→ Material provided
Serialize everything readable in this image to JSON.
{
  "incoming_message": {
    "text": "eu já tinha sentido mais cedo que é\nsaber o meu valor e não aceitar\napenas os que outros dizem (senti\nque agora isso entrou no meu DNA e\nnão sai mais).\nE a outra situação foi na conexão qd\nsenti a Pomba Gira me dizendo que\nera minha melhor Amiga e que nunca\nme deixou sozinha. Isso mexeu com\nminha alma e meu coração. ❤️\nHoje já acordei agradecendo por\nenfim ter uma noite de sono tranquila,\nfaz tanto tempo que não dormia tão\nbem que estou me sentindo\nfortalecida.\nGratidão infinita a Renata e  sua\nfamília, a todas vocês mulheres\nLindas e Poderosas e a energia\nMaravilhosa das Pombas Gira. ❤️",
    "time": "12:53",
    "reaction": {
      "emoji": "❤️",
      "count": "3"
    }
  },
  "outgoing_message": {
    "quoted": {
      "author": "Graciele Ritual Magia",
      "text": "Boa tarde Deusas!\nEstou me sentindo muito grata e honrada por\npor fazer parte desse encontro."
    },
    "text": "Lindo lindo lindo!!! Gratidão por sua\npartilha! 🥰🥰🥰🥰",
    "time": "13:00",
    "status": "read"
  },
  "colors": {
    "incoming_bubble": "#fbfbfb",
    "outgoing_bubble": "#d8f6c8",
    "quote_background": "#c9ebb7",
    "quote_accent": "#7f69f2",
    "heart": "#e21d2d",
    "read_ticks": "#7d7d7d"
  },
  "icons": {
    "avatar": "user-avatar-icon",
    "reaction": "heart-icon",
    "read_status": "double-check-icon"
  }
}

→ Exercise requirements
Exactly reproduce all of the entries.

→ Response to the exercise
Serialize everything readable in this image to JSON.
{
  "incoming_message": {
    "text": "eu já tinha sentido mais cedo que é\nsaber o meu valor e não aceitar\napenas os que outros dizem (senti\nque agora isso entrou no meu DNA e\nnão sai mais).\nE a outra situação foi na conexão qd\nsenti a Pomba Gira me dizendo que\nera minha melhor Amiga e que nunca\nme deixou sozinha. Isso mexeu com\nminha alma e meu coração. ❤️\nHoje já acordei agradecendo por\nenfim ter uma noite de sono tranquila,\nfaz tanto tempo que não dormia tão\nbem que estou me sentindo\nfortalecida.\nGratidão infinita a Renata e  sua\nfamília, a todas vocês mulheres\nLindas e Poderosas e a energia\nMaravilhosa das Pombas Gira. ❤️",
    "time": "12:53",
    "reaction": {
      "emoji": "❤️",
      "count": "3"
    }
  },
  "outgoing_message": {
    "quoted": {
      "author": "Graciele Ritual Magia",
      "text": "Boa tarde Deusas!\nEstou me sentindo muito grata e honrada por\npor fazer parte desse encontro."
    },
    "text": "Lindo lindo lindo!!! Gratidão por sua\npartilha! 🥰🥰🥰🥰",
    "time": "13:00",
    "status": "read"
  },
  "colors": {
    "incoming_bubble": "#fbfbfb",
    "outgoing_bubble": "#d8f6c8",
    "quote_background": "#c9ebb7",
    "quote_accent": "#7f69f2",
    "heart": "#e21d2d",
    "read_ticks": "#7d7d7d"
  },
  "icons": {
    "avatar": "user-avatar-icon",
    "reaction": "heart-icon",
    "read_status": "double-check-icon"
  }
}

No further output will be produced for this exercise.